* EXERCISE GOAL *
Every line of the data that contains the string "отчество" must be copied.

* DATA FOR THE TASK *

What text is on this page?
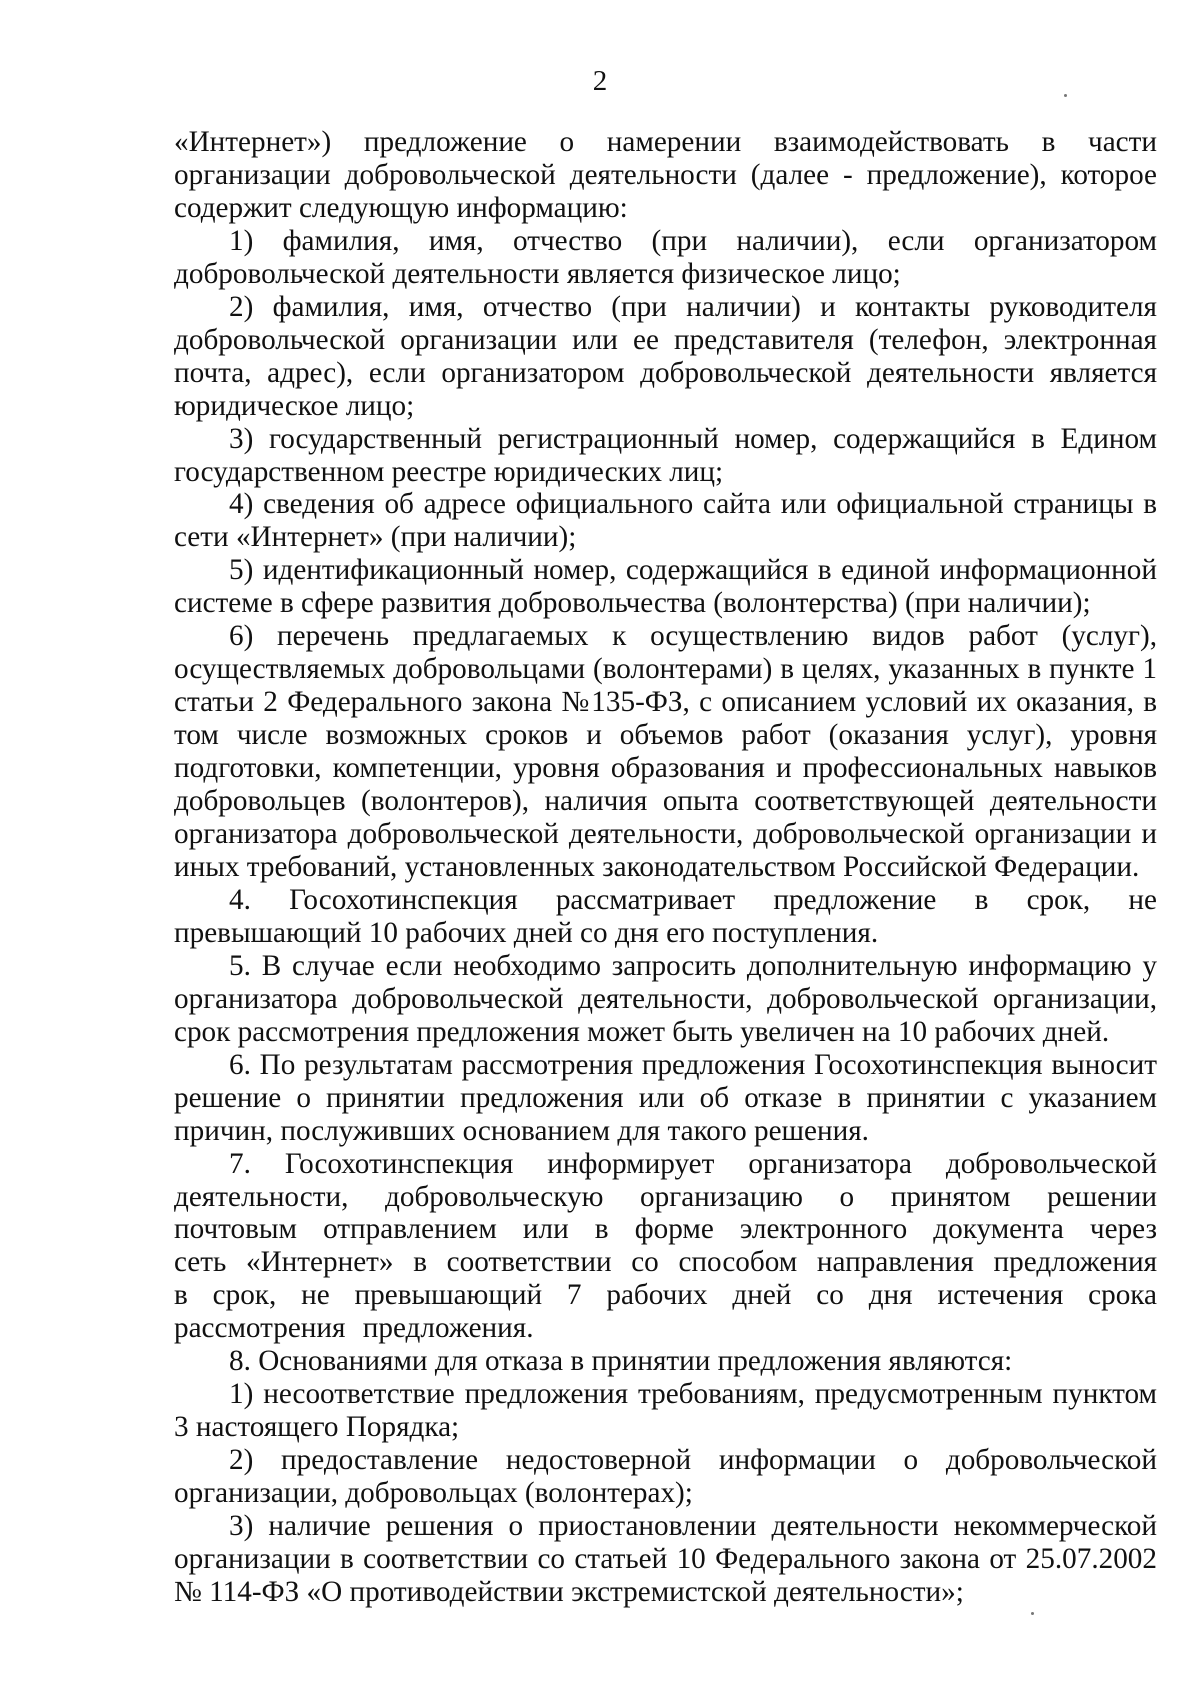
2

«Интернет») предложение о намерении взаимодействовать в части организации добровольческой деятельности (далее - предложение), которое содержит следующую информацию:

1) фамилия, имя, отчество (при наличии), если организатором добровольческой деятельности является физическое лицо;

2) фамилия, имя, отчество (при наличии) и контакты руководителя добровольческой организации или ее представителя (телефон, электронная почта, адрес), если организатором добровольческой деятельности является юридическое лицо;

3) государственный регистрационный номер, содержащийся в Едином государственном реестре юридических лиц;

4) сведения об адресе официального сайта или официальной страницы в сети «Интернет» (при наличии);

5) идентификационный номер, содержащийся в единой информационной системе в сфере развития добровольчества (волонтерства) (при наличии);

6) перечень предлагаемых к осуществлению видов работ (услуг), осуществляемых добровольцами (волонтерами) в целях, указанных в пункте 1 статьи 2 Федерального закона №135-ФЗ, с описанием условий их оказания, в том числе возможных сроков и объемов работ (оказания услуг), уровня подготовки, компетенции, уровня образования и профессиональных навыков добровольцев (волонтеров), наличия опыта соответствующей деятельности организатора добровольческой деятельности, добровольческой организации и иных требований, установленных законодательством Российской Федерации.

4. Госохотинспекция рассматривает предложение в срок, не превышающий 10 рабочих дней со дня его поступления.

5. В случае если необходимо запросить дополнительную информацию у организатора добровольческой деятельности, добровольческой организации, срок рассмотрения предложения может быть увеличен на 10 рабочих дней.

6. По результатам рассмотрения предложения Госохотинспекция выносит решение о принятии предложения или об отказе в принятии с указанием причин, послуживших основанием для такого решения.

7. Госохотинспекция информирует организатора добровольческой деятельности, добровольческую организацию о принятом решении почтовым отправлением или в форме электронного документа через сеть «Интернет» в соответствии со способом направления предложения в срок, не превышающий 7 рабочих дней со дня истечения срока рассмотрения предложения.

8. Основаниями для отказа в принятии предложения являются:

1) несоответствие предложения требованиям, предусмотренным пунктом 3 настоящего Порядка;

2) предоставление недостоверной информации о добровольческой организации, добровольцах (волонтерах);

3) наличие решения о приостановлении деятельности некоммерческой организации в соответствии со статьей 10 Федерального закона от 25.07.2002 № 114-ФЗ «О противодействии экстремистской деятельности»;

* COMPLETED TASK *
1) фамилия, имя, отчество (при наличии), если организатором добровольческой деятельности является физическое лицо;
2) фамилия, имя, отчество (при наличии) и контакты руководителя добровольческой организации или ее представителя (телефон, электронная почта, адрес), если организатором добровольческой деятельности является юридическое лицо;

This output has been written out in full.